── Itens apresentados ──

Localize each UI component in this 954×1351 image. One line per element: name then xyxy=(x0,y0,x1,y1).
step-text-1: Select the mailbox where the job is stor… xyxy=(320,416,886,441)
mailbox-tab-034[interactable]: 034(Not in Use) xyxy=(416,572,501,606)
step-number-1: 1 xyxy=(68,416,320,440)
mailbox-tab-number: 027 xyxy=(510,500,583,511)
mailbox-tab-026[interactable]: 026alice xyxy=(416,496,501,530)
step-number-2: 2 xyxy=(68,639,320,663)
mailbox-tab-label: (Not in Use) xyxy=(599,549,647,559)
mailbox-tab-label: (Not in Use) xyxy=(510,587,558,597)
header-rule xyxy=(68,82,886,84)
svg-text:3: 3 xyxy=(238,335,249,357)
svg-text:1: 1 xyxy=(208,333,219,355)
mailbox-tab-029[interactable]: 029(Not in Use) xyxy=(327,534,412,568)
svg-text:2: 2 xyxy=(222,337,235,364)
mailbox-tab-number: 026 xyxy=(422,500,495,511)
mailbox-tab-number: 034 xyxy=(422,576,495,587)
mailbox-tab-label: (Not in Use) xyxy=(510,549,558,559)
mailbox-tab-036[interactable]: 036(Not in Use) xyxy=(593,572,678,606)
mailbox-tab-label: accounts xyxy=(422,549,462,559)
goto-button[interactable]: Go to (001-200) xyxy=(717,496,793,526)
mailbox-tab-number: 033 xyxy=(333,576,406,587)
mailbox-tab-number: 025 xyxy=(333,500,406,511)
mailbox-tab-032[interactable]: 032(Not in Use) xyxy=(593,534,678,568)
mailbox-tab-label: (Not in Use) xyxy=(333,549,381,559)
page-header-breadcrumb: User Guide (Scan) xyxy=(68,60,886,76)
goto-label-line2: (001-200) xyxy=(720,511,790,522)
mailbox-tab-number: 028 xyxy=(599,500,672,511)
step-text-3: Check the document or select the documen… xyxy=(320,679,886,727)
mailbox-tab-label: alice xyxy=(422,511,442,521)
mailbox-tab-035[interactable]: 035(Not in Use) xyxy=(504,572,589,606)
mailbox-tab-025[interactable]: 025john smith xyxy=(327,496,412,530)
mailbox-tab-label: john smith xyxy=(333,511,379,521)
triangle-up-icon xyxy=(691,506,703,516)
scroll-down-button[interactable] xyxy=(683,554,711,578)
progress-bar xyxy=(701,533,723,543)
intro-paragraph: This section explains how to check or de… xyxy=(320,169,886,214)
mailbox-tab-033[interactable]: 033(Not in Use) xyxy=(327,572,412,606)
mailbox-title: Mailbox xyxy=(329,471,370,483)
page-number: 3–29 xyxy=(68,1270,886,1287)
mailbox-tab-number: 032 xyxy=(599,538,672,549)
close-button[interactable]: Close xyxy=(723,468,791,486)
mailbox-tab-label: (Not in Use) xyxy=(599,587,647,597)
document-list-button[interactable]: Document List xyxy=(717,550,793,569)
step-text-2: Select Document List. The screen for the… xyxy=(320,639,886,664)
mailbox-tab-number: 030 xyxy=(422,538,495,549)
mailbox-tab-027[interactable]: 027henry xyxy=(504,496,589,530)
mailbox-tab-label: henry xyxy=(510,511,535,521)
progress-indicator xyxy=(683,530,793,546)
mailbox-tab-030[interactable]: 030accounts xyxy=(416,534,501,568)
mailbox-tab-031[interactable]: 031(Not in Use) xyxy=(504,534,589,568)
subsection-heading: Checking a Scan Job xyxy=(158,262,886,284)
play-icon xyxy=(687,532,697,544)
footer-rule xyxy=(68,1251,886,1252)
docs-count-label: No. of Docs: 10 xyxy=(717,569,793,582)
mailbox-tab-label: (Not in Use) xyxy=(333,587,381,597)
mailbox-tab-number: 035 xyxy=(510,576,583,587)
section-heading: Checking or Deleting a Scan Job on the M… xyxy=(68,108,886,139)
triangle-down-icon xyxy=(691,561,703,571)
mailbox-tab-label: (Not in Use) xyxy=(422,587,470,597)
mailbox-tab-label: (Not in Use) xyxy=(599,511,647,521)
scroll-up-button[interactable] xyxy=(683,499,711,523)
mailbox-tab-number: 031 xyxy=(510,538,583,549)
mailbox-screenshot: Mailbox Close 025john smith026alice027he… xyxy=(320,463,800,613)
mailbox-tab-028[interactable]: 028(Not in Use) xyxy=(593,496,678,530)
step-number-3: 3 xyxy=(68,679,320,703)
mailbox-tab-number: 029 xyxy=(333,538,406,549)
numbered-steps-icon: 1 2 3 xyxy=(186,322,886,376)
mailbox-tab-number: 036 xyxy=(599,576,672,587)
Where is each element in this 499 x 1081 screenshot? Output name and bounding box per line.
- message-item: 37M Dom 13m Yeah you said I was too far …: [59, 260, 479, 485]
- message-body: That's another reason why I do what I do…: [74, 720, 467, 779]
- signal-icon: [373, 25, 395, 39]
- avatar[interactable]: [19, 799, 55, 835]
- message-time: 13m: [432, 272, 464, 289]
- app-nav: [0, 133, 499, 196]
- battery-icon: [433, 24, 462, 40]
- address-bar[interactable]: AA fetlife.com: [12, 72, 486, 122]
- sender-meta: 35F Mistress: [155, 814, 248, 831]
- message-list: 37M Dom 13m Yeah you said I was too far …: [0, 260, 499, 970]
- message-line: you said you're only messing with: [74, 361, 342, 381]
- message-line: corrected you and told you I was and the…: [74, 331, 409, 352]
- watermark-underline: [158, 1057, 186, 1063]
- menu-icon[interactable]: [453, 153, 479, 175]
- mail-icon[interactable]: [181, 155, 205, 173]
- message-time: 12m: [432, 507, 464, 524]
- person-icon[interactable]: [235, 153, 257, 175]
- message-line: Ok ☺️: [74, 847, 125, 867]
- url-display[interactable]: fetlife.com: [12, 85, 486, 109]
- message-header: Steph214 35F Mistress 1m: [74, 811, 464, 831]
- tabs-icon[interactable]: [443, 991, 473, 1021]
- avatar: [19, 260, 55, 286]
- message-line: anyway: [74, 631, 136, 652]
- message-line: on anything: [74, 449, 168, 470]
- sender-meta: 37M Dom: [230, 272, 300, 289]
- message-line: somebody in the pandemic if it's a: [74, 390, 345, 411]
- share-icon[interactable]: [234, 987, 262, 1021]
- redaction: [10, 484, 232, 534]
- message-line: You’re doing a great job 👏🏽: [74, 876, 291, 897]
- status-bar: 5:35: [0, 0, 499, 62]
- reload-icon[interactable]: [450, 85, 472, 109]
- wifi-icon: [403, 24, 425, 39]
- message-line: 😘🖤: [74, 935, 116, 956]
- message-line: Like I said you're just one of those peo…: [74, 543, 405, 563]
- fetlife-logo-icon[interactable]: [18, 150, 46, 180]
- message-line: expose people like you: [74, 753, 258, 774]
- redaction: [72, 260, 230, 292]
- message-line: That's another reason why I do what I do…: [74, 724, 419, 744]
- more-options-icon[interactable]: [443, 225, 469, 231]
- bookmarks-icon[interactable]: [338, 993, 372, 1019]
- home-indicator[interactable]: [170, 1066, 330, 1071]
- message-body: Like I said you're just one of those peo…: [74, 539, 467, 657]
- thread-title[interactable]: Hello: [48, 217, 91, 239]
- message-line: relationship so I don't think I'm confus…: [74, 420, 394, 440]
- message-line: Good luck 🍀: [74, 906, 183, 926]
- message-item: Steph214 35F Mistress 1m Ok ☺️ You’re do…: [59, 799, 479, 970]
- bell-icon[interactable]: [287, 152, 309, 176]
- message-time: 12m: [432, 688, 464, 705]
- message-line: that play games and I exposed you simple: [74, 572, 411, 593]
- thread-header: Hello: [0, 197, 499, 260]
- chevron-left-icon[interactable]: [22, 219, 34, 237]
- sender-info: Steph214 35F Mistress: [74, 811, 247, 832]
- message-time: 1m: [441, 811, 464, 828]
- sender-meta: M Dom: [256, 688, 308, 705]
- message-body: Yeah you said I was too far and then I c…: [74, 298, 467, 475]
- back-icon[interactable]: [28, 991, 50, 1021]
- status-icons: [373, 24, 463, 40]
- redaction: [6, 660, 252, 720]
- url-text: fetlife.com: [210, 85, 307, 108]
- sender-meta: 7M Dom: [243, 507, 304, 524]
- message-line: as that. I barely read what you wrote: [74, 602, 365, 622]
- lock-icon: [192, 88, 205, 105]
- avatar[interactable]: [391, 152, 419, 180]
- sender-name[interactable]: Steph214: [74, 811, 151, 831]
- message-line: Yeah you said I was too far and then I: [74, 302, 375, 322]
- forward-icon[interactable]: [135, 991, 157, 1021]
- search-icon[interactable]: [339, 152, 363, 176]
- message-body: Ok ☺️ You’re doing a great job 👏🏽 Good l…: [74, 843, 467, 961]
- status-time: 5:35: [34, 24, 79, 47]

───

Objetivo da tarefa =
Copie cada linha dos itens mostrados acima em que aparece a palavra "status". A diferença entre maiúsculas e minúsculas deve ser respeitada.

Resolução do exercício =
- status-bar: 5:35: [0, 0, 499, 62]
- status-icons: [373, 24, 463, 40]
- status-time: 5:35: [34, 24, 79, 47]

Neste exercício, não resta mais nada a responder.